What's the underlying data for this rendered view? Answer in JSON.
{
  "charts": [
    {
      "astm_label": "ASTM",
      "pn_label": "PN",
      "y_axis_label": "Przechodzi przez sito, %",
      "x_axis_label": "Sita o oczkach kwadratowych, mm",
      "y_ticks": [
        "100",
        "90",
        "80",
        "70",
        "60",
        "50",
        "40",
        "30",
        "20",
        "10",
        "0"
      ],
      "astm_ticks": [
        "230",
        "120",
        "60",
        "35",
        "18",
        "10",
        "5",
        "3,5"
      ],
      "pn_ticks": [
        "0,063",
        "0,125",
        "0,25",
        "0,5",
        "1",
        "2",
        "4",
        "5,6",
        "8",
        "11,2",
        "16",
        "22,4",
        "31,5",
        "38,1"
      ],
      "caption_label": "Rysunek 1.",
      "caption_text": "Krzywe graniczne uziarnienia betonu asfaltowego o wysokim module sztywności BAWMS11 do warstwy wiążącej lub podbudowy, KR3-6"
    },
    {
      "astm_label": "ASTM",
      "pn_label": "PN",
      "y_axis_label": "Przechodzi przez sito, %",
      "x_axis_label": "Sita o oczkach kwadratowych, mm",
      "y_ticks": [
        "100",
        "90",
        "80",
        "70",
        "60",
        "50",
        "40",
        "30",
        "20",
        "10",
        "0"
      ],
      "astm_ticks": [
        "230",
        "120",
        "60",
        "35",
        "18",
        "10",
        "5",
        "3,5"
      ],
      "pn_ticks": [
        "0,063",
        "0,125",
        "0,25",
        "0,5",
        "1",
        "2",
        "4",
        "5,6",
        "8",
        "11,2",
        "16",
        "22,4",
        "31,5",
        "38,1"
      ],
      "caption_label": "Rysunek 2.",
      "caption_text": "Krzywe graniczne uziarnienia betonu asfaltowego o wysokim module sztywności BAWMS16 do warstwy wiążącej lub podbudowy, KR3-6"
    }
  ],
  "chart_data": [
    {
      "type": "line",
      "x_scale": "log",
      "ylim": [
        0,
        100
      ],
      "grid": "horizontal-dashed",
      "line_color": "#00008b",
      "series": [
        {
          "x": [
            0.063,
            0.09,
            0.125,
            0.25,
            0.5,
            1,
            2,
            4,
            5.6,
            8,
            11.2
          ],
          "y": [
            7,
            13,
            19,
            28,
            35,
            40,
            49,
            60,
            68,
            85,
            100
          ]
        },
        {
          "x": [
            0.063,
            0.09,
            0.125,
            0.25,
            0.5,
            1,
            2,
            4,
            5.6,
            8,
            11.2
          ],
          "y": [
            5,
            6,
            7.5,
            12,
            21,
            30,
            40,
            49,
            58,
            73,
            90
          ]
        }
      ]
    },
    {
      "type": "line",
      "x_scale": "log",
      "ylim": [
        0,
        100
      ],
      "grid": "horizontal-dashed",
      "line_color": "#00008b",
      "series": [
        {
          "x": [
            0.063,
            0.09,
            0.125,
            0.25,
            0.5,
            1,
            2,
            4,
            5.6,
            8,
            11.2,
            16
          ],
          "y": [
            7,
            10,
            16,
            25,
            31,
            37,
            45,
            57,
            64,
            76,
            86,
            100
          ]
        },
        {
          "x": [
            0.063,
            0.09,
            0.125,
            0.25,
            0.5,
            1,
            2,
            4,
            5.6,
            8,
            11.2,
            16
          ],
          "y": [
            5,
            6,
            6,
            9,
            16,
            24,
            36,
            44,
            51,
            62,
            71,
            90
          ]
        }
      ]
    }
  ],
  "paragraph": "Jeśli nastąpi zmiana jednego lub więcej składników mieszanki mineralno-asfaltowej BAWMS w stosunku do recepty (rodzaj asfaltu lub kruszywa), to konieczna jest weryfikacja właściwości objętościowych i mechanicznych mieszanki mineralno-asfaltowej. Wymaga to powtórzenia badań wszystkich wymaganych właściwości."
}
==============================
# Brief
Where a line holds "podbudowy", copy that line.

# Correct output
      "caption_text": "Krzywe graniczne uziarnienia betonu asfaltowego o wysokim module sztywności BAWMS11 do warstwy wiążącej lub podbudowy, KR3-6"
      "caption_text": "Krzywe graniczne uziarnienia betonu asfaltowego o wysokim module sztywności BAWMS16 do warstwy wiążącej lub podbudowy, KR3-6"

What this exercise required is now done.